- [WHAT IS NEEDED]: Gather every line in the records below that contains the word "Hamming".

..........

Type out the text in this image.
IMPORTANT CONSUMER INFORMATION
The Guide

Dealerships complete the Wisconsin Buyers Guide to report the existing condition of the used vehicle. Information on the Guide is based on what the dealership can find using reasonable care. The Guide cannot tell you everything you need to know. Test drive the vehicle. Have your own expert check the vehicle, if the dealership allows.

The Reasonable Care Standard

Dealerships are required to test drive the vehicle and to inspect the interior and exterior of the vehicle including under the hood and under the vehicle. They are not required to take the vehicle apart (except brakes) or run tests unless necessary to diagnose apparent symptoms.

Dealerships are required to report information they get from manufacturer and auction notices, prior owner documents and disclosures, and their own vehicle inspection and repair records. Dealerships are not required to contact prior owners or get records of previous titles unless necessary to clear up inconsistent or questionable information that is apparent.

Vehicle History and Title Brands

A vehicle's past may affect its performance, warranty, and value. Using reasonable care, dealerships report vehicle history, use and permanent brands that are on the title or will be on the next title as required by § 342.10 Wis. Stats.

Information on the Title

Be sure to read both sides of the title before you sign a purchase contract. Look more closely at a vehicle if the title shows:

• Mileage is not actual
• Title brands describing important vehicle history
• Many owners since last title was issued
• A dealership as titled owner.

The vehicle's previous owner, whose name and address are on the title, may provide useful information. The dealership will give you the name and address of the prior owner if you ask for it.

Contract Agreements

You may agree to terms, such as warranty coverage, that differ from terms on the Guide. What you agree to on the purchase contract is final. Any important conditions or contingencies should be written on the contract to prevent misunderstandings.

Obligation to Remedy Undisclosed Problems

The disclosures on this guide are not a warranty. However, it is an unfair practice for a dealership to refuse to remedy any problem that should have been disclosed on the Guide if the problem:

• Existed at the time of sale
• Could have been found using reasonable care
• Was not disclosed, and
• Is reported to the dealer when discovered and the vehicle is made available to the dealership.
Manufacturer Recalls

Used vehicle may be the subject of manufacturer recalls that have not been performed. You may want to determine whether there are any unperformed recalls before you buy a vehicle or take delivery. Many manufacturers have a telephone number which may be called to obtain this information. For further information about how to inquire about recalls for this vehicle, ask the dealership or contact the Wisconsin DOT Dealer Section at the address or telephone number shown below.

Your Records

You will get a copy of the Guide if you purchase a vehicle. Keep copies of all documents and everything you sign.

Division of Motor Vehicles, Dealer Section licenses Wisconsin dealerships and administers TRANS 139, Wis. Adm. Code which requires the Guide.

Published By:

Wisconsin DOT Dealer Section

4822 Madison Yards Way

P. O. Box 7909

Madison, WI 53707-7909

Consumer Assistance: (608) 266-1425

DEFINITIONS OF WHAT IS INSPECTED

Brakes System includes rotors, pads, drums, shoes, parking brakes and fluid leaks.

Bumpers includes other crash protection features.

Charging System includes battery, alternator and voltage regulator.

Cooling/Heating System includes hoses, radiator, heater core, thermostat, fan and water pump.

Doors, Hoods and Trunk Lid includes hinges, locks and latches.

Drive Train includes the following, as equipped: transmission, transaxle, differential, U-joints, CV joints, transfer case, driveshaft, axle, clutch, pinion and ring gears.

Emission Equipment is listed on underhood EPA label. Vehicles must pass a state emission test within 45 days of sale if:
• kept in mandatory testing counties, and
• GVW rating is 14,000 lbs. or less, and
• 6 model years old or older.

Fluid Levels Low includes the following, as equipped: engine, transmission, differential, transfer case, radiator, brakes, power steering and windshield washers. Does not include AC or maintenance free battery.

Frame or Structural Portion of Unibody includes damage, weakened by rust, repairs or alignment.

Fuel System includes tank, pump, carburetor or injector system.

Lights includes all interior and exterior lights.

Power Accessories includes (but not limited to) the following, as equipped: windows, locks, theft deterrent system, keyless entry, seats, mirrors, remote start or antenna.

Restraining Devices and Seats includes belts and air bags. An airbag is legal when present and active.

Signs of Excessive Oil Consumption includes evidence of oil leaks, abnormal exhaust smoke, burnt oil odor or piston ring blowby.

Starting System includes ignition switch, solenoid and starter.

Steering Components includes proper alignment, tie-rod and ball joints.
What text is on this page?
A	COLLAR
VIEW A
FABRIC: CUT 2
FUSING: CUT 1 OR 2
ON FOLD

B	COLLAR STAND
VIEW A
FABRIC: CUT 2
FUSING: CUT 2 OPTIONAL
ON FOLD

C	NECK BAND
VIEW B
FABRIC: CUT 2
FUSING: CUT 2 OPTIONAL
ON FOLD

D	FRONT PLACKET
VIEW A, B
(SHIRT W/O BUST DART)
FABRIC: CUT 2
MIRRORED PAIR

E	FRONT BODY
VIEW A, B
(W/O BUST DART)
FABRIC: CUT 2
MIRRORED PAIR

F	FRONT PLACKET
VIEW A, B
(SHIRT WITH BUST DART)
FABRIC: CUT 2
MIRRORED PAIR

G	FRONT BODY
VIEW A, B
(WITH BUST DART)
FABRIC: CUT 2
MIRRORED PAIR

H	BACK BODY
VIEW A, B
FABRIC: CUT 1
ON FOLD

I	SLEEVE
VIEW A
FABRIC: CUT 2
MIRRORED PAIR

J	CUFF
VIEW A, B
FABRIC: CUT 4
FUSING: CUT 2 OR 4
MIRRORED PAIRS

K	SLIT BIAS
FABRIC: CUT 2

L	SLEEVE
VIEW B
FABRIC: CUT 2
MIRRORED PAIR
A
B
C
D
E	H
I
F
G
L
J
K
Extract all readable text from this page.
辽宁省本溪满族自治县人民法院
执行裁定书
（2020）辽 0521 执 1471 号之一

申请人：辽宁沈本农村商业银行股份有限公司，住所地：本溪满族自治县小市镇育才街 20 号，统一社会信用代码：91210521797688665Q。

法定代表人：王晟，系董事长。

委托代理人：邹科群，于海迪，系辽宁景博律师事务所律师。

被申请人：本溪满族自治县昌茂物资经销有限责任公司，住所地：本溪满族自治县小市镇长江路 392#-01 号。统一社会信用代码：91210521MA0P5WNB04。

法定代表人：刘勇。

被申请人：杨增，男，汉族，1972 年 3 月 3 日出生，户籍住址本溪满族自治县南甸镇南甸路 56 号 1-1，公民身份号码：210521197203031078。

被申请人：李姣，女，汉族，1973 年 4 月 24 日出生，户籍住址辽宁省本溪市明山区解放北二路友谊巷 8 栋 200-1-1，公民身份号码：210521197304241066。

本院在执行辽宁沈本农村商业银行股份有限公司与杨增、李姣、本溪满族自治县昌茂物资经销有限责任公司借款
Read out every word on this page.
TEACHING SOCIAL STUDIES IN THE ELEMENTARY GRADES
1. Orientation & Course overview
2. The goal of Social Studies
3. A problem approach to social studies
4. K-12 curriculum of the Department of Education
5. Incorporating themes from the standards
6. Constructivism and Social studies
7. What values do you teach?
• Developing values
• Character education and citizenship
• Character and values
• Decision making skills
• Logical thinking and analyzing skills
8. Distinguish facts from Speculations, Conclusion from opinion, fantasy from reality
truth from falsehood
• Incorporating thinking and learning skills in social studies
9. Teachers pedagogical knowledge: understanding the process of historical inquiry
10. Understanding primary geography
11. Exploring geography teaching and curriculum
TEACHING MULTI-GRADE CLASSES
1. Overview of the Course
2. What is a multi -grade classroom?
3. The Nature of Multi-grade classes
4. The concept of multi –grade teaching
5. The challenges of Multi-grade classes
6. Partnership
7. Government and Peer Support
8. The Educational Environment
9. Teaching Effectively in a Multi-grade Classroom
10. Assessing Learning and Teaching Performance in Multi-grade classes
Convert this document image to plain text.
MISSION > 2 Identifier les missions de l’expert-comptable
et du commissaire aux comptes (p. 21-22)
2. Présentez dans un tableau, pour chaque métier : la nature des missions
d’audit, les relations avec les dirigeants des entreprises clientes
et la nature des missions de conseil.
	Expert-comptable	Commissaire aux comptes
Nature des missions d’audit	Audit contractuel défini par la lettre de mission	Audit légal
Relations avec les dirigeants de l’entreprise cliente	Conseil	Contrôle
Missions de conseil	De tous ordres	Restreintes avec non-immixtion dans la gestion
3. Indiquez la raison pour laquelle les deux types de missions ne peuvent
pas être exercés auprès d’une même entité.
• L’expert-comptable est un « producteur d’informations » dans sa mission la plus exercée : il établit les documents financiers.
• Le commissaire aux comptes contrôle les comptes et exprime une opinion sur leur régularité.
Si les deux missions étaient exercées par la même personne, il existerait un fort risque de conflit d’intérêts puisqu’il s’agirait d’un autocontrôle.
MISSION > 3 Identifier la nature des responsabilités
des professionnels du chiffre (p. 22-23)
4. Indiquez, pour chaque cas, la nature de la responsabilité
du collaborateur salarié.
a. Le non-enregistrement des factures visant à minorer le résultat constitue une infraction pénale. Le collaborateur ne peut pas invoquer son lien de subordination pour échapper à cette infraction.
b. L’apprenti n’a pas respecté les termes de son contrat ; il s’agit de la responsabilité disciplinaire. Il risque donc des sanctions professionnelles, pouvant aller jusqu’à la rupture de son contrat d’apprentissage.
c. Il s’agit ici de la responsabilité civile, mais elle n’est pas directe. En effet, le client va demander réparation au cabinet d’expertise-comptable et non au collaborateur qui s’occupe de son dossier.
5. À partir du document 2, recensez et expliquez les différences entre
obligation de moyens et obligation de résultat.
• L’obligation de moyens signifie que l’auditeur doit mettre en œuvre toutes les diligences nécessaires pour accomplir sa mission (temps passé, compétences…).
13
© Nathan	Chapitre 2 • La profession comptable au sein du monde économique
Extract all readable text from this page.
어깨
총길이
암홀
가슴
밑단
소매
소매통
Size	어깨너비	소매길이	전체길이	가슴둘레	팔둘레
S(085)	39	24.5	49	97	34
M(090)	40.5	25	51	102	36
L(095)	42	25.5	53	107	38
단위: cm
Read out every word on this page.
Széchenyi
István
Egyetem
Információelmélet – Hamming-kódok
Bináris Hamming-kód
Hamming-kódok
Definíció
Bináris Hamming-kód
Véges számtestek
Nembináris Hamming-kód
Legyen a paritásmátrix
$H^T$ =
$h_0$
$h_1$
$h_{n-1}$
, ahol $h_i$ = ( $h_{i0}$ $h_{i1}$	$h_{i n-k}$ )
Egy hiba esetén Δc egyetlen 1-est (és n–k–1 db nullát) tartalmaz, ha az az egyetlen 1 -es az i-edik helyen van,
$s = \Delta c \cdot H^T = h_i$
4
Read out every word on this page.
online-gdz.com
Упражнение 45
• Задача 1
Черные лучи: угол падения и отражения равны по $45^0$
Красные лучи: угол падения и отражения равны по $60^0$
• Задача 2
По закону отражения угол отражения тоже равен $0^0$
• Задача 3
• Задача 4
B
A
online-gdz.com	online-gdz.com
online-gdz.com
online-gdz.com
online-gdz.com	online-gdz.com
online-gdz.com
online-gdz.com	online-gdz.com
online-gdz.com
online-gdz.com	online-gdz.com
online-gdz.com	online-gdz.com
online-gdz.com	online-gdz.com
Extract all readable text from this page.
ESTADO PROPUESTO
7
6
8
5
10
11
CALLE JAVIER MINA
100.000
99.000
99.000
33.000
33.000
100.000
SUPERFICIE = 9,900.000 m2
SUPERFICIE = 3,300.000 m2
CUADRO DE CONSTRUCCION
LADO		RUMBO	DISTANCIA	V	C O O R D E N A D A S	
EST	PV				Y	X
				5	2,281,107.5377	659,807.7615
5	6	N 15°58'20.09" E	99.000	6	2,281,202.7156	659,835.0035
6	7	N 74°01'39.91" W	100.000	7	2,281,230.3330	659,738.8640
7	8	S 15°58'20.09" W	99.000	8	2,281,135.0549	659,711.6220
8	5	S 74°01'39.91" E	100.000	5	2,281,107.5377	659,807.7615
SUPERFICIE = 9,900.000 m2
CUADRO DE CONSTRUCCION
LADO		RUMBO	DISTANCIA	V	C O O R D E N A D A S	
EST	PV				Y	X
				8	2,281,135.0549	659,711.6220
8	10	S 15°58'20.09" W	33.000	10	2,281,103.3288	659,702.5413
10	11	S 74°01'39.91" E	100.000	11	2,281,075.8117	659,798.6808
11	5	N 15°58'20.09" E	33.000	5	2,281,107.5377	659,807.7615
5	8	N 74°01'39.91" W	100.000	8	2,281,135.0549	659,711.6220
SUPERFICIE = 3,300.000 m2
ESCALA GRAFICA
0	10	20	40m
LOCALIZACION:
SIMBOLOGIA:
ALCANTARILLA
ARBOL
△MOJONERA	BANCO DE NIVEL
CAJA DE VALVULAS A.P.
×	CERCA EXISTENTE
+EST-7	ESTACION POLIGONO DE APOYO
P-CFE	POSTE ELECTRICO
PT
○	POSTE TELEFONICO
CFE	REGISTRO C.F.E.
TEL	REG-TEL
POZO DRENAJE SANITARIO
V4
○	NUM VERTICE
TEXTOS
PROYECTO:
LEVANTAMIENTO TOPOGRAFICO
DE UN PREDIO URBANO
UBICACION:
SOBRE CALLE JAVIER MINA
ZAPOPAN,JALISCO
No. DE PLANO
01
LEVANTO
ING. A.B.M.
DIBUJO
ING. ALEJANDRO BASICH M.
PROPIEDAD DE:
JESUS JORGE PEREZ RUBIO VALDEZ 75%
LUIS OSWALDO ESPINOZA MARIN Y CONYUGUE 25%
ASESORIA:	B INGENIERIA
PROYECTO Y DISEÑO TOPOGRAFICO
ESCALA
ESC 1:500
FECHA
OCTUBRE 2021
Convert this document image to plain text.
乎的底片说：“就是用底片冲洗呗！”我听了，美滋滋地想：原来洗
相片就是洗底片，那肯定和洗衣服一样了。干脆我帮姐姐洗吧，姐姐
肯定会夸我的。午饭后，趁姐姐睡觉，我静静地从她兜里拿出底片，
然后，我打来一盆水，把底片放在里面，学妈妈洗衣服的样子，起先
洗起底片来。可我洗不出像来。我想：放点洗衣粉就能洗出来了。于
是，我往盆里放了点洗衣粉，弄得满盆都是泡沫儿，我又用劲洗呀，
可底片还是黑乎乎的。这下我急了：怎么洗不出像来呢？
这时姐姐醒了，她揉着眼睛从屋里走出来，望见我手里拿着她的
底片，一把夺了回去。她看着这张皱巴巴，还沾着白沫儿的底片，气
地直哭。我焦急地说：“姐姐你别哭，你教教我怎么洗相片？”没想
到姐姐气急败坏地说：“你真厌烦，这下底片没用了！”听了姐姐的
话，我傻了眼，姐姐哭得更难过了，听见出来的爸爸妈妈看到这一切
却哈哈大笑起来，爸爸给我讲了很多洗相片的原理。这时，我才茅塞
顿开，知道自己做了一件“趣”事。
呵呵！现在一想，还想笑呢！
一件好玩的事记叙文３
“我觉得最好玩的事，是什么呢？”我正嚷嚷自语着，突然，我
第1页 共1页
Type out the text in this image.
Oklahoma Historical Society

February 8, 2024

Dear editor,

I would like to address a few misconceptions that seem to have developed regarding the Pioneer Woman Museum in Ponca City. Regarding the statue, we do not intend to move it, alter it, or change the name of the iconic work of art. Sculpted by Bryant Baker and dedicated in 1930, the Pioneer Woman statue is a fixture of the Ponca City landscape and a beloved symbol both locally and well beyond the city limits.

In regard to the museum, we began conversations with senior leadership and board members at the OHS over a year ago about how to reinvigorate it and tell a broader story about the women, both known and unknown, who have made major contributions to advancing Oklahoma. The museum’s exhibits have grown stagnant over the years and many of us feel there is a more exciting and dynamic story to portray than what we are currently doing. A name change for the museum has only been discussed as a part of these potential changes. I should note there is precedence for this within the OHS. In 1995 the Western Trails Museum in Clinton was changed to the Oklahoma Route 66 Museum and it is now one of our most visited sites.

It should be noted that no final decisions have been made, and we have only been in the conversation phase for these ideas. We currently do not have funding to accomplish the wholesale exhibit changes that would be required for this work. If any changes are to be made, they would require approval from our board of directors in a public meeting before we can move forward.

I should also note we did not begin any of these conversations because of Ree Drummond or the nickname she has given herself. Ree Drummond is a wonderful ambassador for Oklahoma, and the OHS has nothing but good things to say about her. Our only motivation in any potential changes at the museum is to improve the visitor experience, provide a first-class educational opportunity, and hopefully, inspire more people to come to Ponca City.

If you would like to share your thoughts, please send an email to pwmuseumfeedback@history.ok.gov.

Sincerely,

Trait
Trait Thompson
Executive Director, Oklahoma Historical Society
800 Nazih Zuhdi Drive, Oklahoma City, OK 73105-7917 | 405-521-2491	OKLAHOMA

..........

- [RESULT OF THIS TASK]:
Információelmélet – Hamming-kódok
Bináris Hamming-kód
Hamming-kódok
Bináris Hamming-kód
Nembináris Hamming-kód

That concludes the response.